**GIVEN REQUEST**
Can you copy out the data exactly? Leave the images out.

#### RECORDS FOR THIS TASK

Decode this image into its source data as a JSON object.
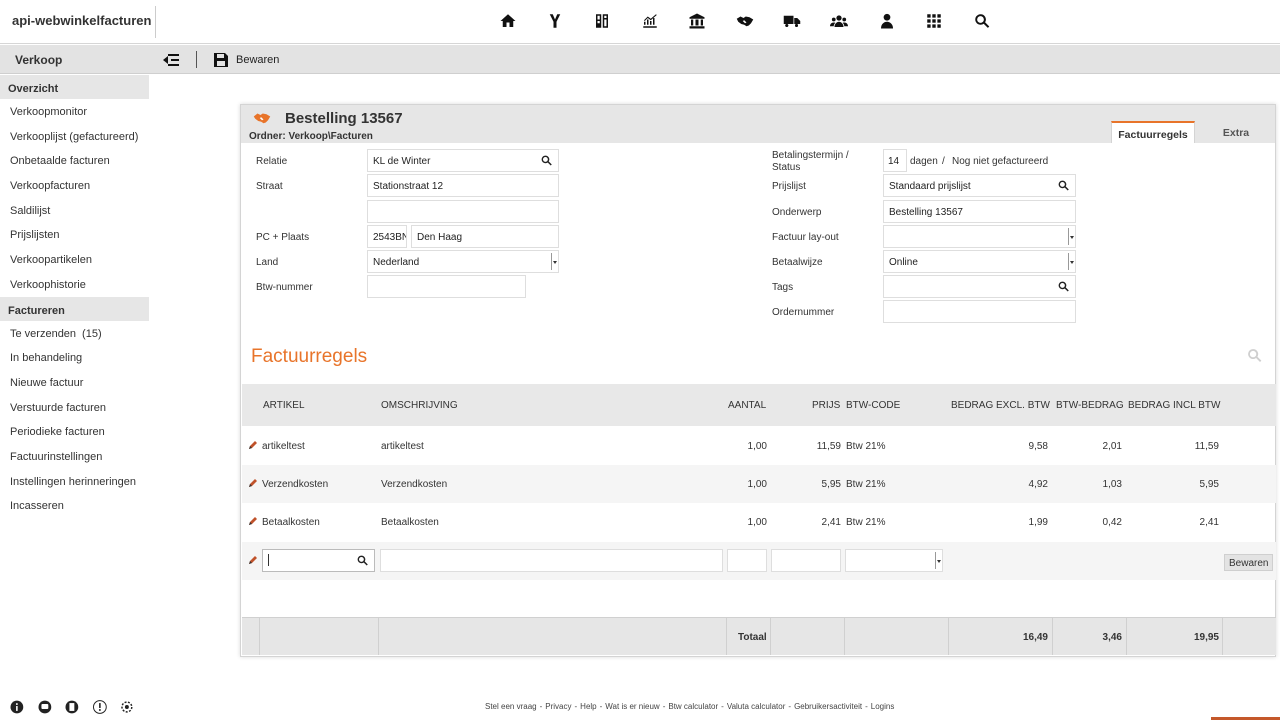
{
  "app": {
    "title": "api-webwinkelfacturen"
  },
  "topnav": [
    {
      "icon": "home-icon"
    },
    {
      "icon": "y-logo-icon"
    },
    {
      "icon": "dashboard-icon"
    },
    {
      "icon": "chart-line-icon"
    },
    {
      "icon": "bank-icon"
    },
    {
      "icon": "handshake-icon"
    },
    {
      "icon": "truck-icon"
    },
    {
      "icon": "users-icon"
    },
    {
      "icon": "user-icon"
    },
    {
      "icon": "apps-grid-icon"
    },
    {
      "icon": "search-icon"
    }
  ],
  "toolbar": {
    "section": "Verkoop",
    "save_label": "Bewaren"
  },
  "sidebar": {
    "group1": "Overzicht",
    "group1_items": [
      "Verkoopmonitor",
      "Verkooplijst (gefactureerd)",
      "Onbetaalde facturen",
      "Verkoopfacturen",
      "Saldilijst",
      "Prijslijsten",
      "Verkoopartikelen",
      "Verkoophistorie"
    ],
    "group2": "Factureren",
    "group2_items": [
      "Te verzenden",
      "In behandeling",
      "Nieuwe factuur",
      "Verstuurde facturen",
      "Periodieke facturen",
      "Factuurinstellingen",
      "Instellingen herinneringen",
      "Incasseren"
    ],
    "te_verzenden_count": "(15)"
  },
  "order": {
    "title": "Bestelling 13567",
    "path": "Ordner: Verkoop\\Facturen",
    "tabs": [
      "Factuurregels",
      "Extra"
    ]
  },
  "form": {
    "relatie_label": "Relatie",
    "relatie": "KL de Winter",
    "straat_label": "Straat",
    "straat": "Stationstraat 12",
    "pcplaats_label": "PC + Plaats",
    "pc": "2543BN",
    "plaats": "Den Haag",
    "land_label": "Land",
    "land": "Nederland",
    "btw_label": "Btw-nummer",
    "btw": "",
    "betaaltermijn_label": "Betalingstermijn  /",
    "status_label": "Status",
    "termijn": "14",
    "dagen": "dagen",
    "slash": "/",
    "status": "Nog niet gefactureerd",
    "prijslijst_label": "Prijslijst",
    "prijslijst": "Standaard prijslijst",
    "onderwerp_label": "Onderwerp",
    "onderwerp": "Bestelling 13567",
    "layout_label": "Factuur lay-out",
    "layout": "",
    "betaalwijze_label": "Betaalwijze",
    "betaalwijze": "Online",
    "tags_label": "Tags",
    "tags": "",
    "ordernummer_label": "Ordernummer",
    "ordernummer": ""
  },
  "lines": {
    "heading": "Factuurregels",
    "headers": [
      "ARTIKEL",
      "OMSCHRIJVING",
      "AANTAL",
      "PRIJS",
      "BTW-CODE",
      "BEDRAG EXCL. BTW",
      "BTW-BEDRAG",
      "BEDRAG INCL BTW"
    ],
    "rows": [
      {
        "artikel": "artikeltest",
        "omschrijving": "artikeltest",
        "aantal": "1,00",
        "prijs": "11,59",
        "btwcode": "Btw 21%",
        "excl": "9,58",
        "btw": "2,01",
        "incl": "11,59"
      },
      {
        "artikel": "Verzendkosten",
        "omschrijving": "Verzendkosten",
        "aantal": "1,00",
        "prijs": "5,95",
        "btwcode": "Btw 21%",
        "excl": "4,92",
        "btw": "1,03",
        "incl": "5,95"
      },
      {
        "artikel": "Betaalkosten",
        "omschrijving": "Betaalkosten",
        "aantal": "1,00",
        "prijs": "2,41",
        "btwcode": "Btw 21%",
        "excl": "1,99",
        "btw": "0,42",
        "incl": "2,41"
      }
    ],
    "new_save_label": "Bewaren",
    "total_label": "Totaal",
    "total_excl": "16,49",
    "total_btw": "3,46",
    "total_incl": "19,95"
  },
  "footer": {
    "links": [
      "Stel een vraag",
      "Privacy",
      "Help",
      "Wat is er nieuw",
      "Btw calculator",
      "Valuta calculator",
      "Gebruikersactiviteit",
      "Logins"
    ],
    "icons": [
      "info-icon",
      "chat-icon",
      "document-icon",
      "alert-icon",
      "settings-icon"
    ]
  },
  "colors": {
    "accent": "#e8742a",
    "header_bg": "#e6e6e6"
  }
}
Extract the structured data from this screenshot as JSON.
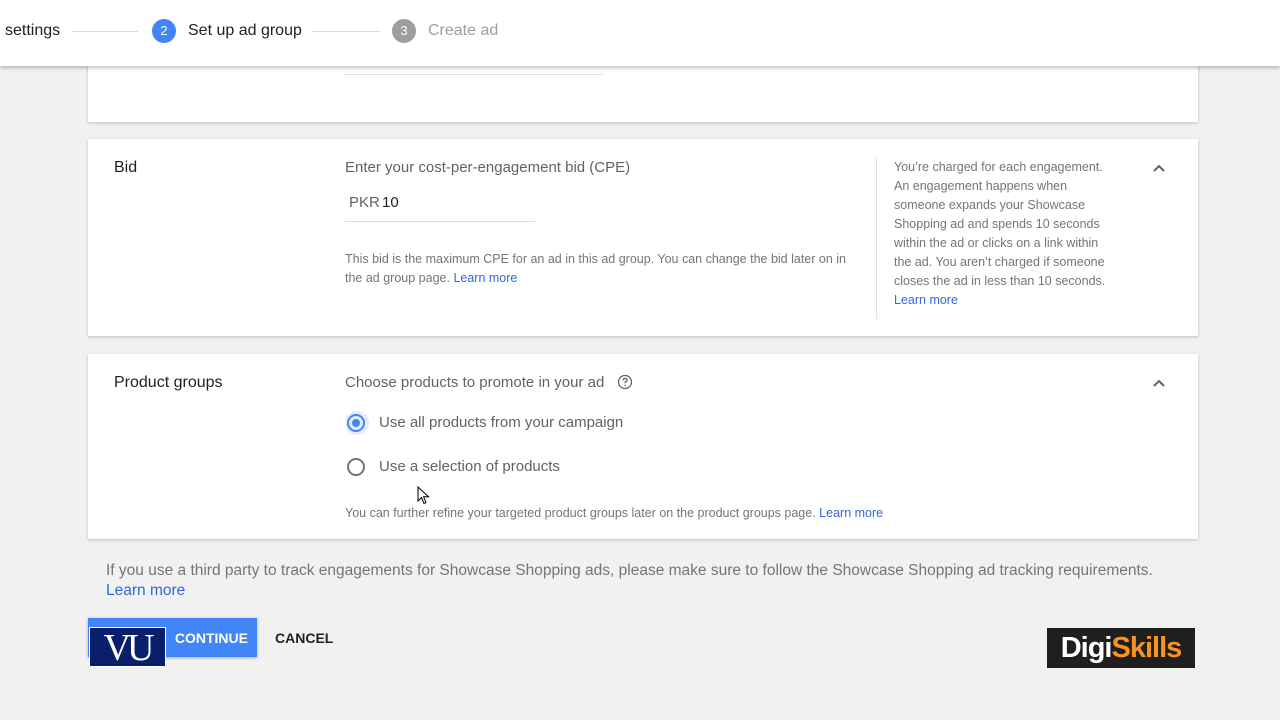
{
  "stepper": {
    "prev_label": "settings",
    "active_num": "2",
    "active_label": "Set up ad group",
    "next_num": "3",
    "next_label": "Create ad"
  },
  "bid": {
    "title": "Bid",
    "field_label": "Enter your cost-per-engagement bid (CPE)",
    "currency": "PKR",
    "value": "10",
    "helper_text": "This bid is the maximum CPE for an ad in this ad group. You can change the bid later on in the ad group page.",
    "helper_link": "Learn more",
    "info_text": "You’re charged for each engagement. An engagement happens when someone expands your Showcase Shopping ad and spends 10 seconds within the ad or clicks on a link within the ad. You aren’t charged if someone closes the ad in less than 10 seconds.",
    "info_link": "Learn more"
  },
  "product_groups": {
    "title": "Product groups",
    "field_label": "Choose products to promote in your ad",
    "options": [
      {
        "label": "Use all products from your campaign",
        "selected": true
      },
      {
        "label": "Use a selection of products",
        "selected": false
      }
    ],
    "helper_text": "You can further refine your targeted product groups later on the product groups page.",
    "helper_link": "Learn more"
  },
  "tracking_note": {
    "text": "If you use a third party to track engagements for Showcase Shopping ads, please make sure to follow the Showcase Shopping ad tracking requirements.",
    "link": "Learn more"
  },
  "actions": {
    "continue_label": "CONTINUE",
    "cancel_label": "CANCEL"
  },
  "logos": {
    "vu": "VU",
    "digi_part1": "Digi",
    "digi_part2": "Skills"
  },
  "colors": {
    "accent": "#4285f4",
    "link": "#3367d6",
    "background": "#f1f1f1"
  }
}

########

**WRITTEN ANSWER**
Decode this image into its source data as a JSON object.
{
  "app": {
    "title": "api-webwinkelfacturen"
  },
  "topnav": [
    {
      "icon": "home-icon"
    },
    {
      "icon": "y-logo-icon"
    },
    {
      "icon": "dashboard-icon"
    },
    {
      "icon": "chart-line-icon"
    },
    {
      "icon": "bank-icon"
    },
    {
      "icon": "handshake-icon"
    },
    {
      "icon": "truck-icon"
    },
    {
      "icon": "users-icon"
    },
    {
      "icon": "user-icon"
    },
    {
      "icon": "apps-grid-icon"
    },
    {
      "icon": "search-icon"
    }
  ],
  "toolbar": {
    "section": "Verkoop",
    "save_label": "Bewaren"
  },
  "sidebar": {
    "group1": "Overzicht",
    "group1_items": [
      "Verkoopmonitor",
      "Verkooplijst (gefactureerd)",
      "Onbetaalde facturen",
      "Verkoopfacturen",
      "Saldilijst",
      "Prijslijsten",
      "Verkoopartikelen",
      "Verkoophistorie"
    ],
    "group2": "Factureren",
    "group2_items": [
      "Te verzenden",
      "In behandeling",
      "Nieuwe factuur",
      "Verstuurde facturen",
      "Periodieke facturen",
      "Factuurinstellingen",
      "Instellingen herinneringen",
      "Incasseren"
    ],
    "te_verzenden_count": "(15)"
  },
  "order": {
    "title": "Bestelling 13567",
    "path": "Ordner: Verkoop\\Facturen",
    "tabs": [
      "Factuurregels",
      "Extra"
    ]
  },
  "form": {
    "relatie_label": "Relatie",
    "relatie": "KL de Winter",
    "straat_label": "Straat",
    "straat": "Stationstraat 12",
    "pcplaats_label": "PC + Plaats",
    "pc": "2543BN",
    "plaats": "Den Haag",
    "land_label": "Land",
    "land": "Nederland",
    "btw_label": "Btw-nummer",
    "btw": "",
    "betaaltermijn_label": "Betalingstermijn  /",
    "status_label": "Status",
    "termijn": "14",
    "dagen": "dagen",
    "slash": "/",
    "status": "Nog niet gefactureerd",
    "prijslijst_label": "Prijslijst",
    "prijslijst": "Standaard prijslijst",
    "onderwerp_label": "Onderwerp",
    "onderwerp": "Bestelling 13567",
    "layout_label": "Factuur lay-out",
    "layout": "",
    "betaalwijze_label": "Betaalwijze",
    "betaalwijze": "Online",
    "tags_label": "Tags",
    "tags": "",
    "ordernummer_label": "Ordernummer",
    "ordernummer": ""
  },
  "lines": {
    "heading": "Factuurregels",
    "headers": [
      "ARTIKEL",
      "OMSCHRIJVING",
      "AANTAL",
      "PRIJS",
      "BTW-CODE",
      "BEDRAG EXCL. BTW",
      "BTW-BEDRAG",
      "BEDRAG INCL BTW"
    ],
    "rows": [
      {
        "artikel": "artikeltest",
        "omschrijving": "artikeltest",
        "aantal": "1,00",
        "prijs": "11,59",
        "btwcode": "Btw 21%",
        "excl": "9,58",
        "btw": "2,01",
        "incl": "11,59"
      },
      {
        "artikel": "Verzendkosten",
        "omschrijving": "Verzendkosten",
        "aantal": "1,00",
        "prijs": "5,95",
        "btwcode": "Btw 21%",
        "excl": "4,92",
        "btw": "1,03",
        "incl": "5,95"
      },
      {
        "artikel": "Betaalkosten",
        "omschrijving": "Betaalkosten",
        "aantal": "1,00",
        "prijs": "2,41",
        "btwcode": "Btw 21%",
        "excl": "1,99",
        "btw": "0,42",
        "incl": "2,41"
      }
    ],
    "new_save_label": "Bewaren",
    "total_label": "Totaal",
    "total_excl": "16,49",
    "total_btw": "3,46",
    "total_incl": "19,95"
  },
  "footer": {
    "links": [
      "Stel een vraag",
      "Privacy",
      "Help",
      "Wat is er nieuw",
      "Btw calculator",
      "Valuta calculator",
      "Gebruikersactiviteit",
      "Logins"
    ],
    "icons": [
      "info-icon",
      "chat-icon",
      "document-icon",
      "alert-icon",
      "settings-icon"
    ]
  },
  "colors": {
    "accent": "#e8742a",
    "header_bg": "#e6e6e6"
  }
}
Extract the structured data from this screenshot as JSON.
{
  "stepper": {
    "prev_label": "settings",
    "active_num": "2",
    "active_label": "Set up ad group",
    "next_num": "3",
    "next_label": "Create ad"
  },
  "bid": {
    "title": "Bid",
    "field_label": "Enter your cost-per-engagement bid (CPE)",
    "currency": "PKR",
    "value": "10",
    "helper_text": "This bid is the maximum CPE for an ad in this ad group. You can change the bid later on in the ad group page.",
    "helper_link": "Learn more",
    "info_text": "You’re charged for each engagement. An engagement happens when someone expands your Showcase Shopping ad and spends 10 seconds within the ad or clicks on a link within the ad. You aren’t charged if someone closes the ad in less than 10 seconds.",
    "info_link": "Learn more"
  },
  "product_groups": {
    "title": "Product groups",
    "field_label": "Choose products to promote in your ad",
    "options": [
      {
        "label": "Use all products from your campaign",
        "selected": true
      },
      {
        "label": "Use a selection of products",
        "selected": false
      }
    ],
    "helper_text": "You can further refine your targeted product groups later on the product groups page.",
    "helper_link": "Learn more"
  },
  "tracking_note": {
    "text": "If you use a third party to track engagements for Showcase Shopping ads, please make sure to follow the Showcase Shopping ad tracking requirements.",
    "link": "Learn more"
  },
  "actions": {
    "continue_label": "CONTINUE",
    "cancel_label": "CANCEL"
  },
  "logos": {
    "vu": "VU",
    "digi_part1": "Digi",
    "digi_part2": "Skills"
  },
  "colors": {
    "accent": "#4285f4",
    "link": "#3367d6",
    "background": "#f1f1f1"
  }
}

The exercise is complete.